— Short exercise —
Check every line of the entries that follow, and copy the ones containing "นายแก".
====================
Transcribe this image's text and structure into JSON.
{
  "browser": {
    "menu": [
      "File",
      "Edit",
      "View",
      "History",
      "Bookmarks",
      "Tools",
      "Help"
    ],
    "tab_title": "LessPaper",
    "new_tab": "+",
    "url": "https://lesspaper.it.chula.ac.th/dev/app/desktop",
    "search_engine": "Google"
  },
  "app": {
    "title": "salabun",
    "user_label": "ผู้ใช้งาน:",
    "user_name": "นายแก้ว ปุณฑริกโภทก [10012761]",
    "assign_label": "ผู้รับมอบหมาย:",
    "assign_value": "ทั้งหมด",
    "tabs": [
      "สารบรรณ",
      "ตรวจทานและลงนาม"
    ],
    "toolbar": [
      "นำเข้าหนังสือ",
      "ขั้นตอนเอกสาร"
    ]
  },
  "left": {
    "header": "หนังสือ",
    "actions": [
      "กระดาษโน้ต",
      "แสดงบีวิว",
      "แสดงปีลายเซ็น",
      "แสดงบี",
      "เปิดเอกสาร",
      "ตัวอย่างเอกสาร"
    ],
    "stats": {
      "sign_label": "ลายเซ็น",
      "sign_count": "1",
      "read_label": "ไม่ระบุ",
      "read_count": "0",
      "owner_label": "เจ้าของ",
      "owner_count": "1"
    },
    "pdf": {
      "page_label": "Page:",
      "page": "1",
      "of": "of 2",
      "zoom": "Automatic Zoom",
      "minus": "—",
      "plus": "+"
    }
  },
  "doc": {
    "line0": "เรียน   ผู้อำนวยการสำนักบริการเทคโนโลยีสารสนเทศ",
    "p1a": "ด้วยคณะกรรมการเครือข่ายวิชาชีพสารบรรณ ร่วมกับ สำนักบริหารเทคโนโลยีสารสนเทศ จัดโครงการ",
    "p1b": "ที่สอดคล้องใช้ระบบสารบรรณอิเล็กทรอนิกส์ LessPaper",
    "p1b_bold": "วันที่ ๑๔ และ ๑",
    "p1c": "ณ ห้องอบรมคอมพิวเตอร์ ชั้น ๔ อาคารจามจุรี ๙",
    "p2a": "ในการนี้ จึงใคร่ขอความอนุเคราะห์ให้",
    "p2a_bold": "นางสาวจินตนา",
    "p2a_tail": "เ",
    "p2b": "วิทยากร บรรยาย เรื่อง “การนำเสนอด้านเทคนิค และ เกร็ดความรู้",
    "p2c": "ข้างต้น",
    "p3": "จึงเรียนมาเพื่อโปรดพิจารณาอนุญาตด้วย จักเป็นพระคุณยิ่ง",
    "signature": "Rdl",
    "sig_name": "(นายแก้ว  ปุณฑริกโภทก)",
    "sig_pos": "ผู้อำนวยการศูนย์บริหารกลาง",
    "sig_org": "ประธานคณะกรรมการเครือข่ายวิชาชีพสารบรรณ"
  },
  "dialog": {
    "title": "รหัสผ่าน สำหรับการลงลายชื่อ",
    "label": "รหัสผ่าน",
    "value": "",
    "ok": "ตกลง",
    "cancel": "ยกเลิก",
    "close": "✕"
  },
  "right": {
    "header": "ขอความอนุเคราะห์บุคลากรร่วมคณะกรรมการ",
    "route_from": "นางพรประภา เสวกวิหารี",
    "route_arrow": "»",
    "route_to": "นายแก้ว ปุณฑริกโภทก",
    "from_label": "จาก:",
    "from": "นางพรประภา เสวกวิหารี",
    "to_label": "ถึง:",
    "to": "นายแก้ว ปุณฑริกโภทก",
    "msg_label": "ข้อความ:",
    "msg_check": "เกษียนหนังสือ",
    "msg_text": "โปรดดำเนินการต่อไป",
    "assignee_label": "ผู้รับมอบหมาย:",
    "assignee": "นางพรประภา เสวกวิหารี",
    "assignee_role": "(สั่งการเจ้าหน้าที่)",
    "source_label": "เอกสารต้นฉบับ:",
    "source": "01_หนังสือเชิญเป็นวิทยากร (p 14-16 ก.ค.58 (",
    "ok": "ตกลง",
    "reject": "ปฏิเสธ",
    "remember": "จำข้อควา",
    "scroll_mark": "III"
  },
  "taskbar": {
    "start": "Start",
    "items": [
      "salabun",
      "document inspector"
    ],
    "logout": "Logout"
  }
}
====================
— Full output —
    "user_name": "นายแก้ว ปุณฑริกโภทก [10012761]",
    "sig_name": "(นายแก้ว  ปุณฑริกโภทก)",
    "route_to": "นายแก้ว ปุณฑริกโภทก",
    "to": "นายแก้ว ปุณฑริกโภทก",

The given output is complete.